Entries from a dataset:
——————

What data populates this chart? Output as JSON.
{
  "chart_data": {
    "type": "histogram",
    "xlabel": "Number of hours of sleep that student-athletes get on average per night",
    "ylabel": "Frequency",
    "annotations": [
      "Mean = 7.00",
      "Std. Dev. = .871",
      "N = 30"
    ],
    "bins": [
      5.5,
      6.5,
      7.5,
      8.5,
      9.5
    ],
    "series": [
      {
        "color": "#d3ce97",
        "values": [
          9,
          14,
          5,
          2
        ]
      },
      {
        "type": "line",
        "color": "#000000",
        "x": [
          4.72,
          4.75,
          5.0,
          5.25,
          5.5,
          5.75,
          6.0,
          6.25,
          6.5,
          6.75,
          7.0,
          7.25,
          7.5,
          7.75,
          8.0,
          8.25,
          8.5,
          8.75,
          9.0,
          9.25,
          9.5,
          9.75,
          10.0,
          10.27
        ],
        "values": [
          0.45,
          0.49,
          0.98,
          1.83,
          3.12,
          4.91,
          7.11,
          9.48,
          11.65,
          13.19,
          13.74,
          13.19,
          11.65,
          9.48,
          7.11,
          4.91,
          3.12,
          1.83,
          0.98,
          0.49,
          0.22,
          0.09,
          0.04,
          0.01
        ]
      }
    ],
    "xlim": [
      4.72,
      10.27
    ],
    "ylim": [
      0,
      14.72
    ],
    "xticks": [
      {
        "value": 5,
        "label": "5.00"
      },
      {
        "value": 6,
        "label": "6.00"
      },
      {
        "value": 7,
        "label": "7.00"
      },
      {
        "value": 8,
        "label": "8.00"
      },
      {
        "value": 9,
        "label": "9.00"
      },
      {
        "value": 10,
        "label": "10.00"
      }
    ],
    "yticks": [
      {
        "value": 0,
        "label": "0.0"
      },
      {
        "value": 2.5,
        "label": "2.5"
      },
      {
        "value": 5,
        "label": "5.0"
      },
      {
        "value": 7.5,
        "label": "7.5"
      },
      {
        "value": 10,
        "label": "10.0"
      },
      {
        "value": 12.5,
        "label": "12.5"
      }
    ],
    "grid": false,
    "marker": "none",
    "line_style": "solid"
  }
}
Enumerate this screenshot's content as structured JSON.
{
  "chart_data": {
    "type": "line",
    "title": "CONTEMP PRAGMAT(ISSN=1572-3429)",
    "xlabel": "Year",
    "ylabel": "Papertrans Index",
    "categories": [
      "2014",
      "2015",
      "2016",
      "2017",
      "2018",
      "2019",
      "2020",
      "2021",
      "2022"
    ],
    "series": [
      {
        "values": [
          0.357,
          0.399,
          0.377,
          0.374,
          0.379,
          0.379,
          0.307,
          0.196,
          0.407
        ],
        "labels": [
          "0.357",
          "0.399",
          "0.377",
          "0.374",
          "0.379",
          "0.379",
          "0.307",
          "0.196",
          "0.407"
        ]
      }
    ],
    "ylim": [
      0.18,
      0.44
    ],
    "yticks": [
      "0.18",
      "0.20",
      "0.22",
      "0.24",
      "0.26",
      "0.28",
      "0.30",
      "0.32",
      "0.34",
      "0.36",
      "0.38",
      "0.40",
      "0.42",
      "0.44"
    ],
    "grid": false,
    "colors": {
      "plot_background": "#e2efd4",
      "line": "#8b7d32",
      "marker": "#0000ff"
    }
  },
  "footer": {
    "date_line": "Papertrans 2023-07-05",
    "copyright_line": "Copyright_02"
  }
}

——————

:: REQUIRED TASK ::
Show each line of the data that contains the string "xlabel".

:: RESPONSE ::
    "xlabel": "Number of hours of sleep that student-athletes get on average per night",
    "xlabel": "Year",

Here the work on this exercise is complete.